■ Source document
The Impossible Journey: Transitioning to Value-Based Pricing

IMGCAP(1)]I was recently invited to Shanghai for a weeklong visit, and as the date neared, I found myself getting anxious. The city is massive.

With a population density nearly four times that of my hometown, a language barrier, and Eastern worldview, it’s intimidating. Naturally, the question is, why bother?

“Because of the benefits of travel,” gushes a friend. “Your mind opens, experiences are priceless, you’ll learn new things, make new friends. . .”

True, the benefits outweigh the costs. As I think about it, I’ve gone through similar experiences before. San Francisco is our favorite city. The first visit was intimidating. “Where will I stay? How will I get around?” The second visit was better. “This time I’ll stay here and go there.” By our tenth visit, we were giving advice to other passengers on the plane ride out there.

Extend that traveling mindset to another future destination: value-based pricing. As value-based pricing is typically presented, the first steps for transitioning a firm from hourly billing to a value based model are hard to find. Below I’ve outlined a process that will help your firm travel to this strange new place.

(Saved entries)
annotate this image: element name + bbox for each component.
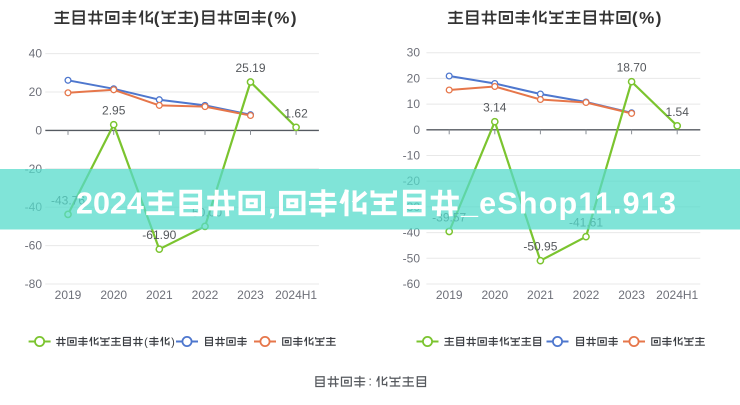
- svg-text:2024H1: 2024H1: [656, 288, 698, 302]
- svg-text:-50.95: -50.95: [523, 240, 557, 254]
- svg-text:2022: 2022: [573, 288, 600, 302]
- svg-text:2021: 2021: [527, 288, 554, 302]
- svg-text:20: 20: [407, 71, 421, 85]
- svg-text:-61.90: -61.90: [142, 228, 176, 242]
- svg-text:(%): (%): [632, 9, 663, 28]
- svg-text:2.95: 2.95: [102, 104, 126, 118]
- svg-text::: :: [368, 374, 372, 389]
- svg-text:-60: -60: [403, 277, 421, 291]
- svg-text:3.14: 3.14: [483, 101, 507, 115]
- svg-text:2021: 2021: [146, 288, 173, 302]
- svg-text:20: 20: [29, 85, 43, 99]
- svg-text:(%): (%): [267, 9, 298, 28]
- svg-text:2020: 2020: [100, 288, 127, 302]
- svg-text:-60: -60: [25, 239, 43, 253]
- svg-text:(: (: [154, 9, 161, 28]
- svg-text:2019: 2019: [436, 288, 463, 302]
- svg-text:,: ,: [268, 187, 276, 221]
- svg-text:2024: 2024: [76, 187, 144, 221]
- svg-text:2024H1: 2024H1: [275, 288, 317, 302]
- svg-text:(: (: [144, 337, 148, 349]
- svg-text:0: 0: [35, 123, 42, 137]
- svg-text:2020: 2020: [481, 288, 508, 302]
- svg-text:2022: 2022: [192, 288, 219, 302]
- svg-text:): ): [171, 337, 175, 349]
- svg-text:18.70: 18.70: [617, 61, 647, 75]
- svg-text:1.54: 1.54: [666, 105, 690, 119]
- svg-text:-50: -50: [403, 251, 421, 265]
- svg-text:1.62: 1.62: [284, 106, 308, 120]
- svg-text:2019: 2019: [55, 288, 82, 302]
- svg-text:-80: -80: [25, 277, 43, 291]
- svg-text:40: 40: [29, 47, 43, 61]
- svg-text:-10: -10: [403, 149, 421, 163]
- svg-text:): ): [193, 9, 200, 28]
- svg-text:30: 30: [407, 46, 421, 60]
- svg-text:0: 0: [413, 123, 420, 137]
- svg-text:2023: 2023: [618, 288, 645, 302]
- svg-text:2023: 2023: [237, 288, 264, 302]
- svg-text:_eShop11.913: _eShop11.913: [460, 187, 677, 221]
- svg-text:25.19: 25.19: [235, 61, 265, 75]
- svg-text:10: 10: [407, 97, 421, 111]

■ Problem
From the value-based pricing article, list every factor it gives for why Shanghai feels intimidating.

■ Output for this exercise
- A population density nearly four times that of the writer's hometown
- A language barrier
- An Eastern worldview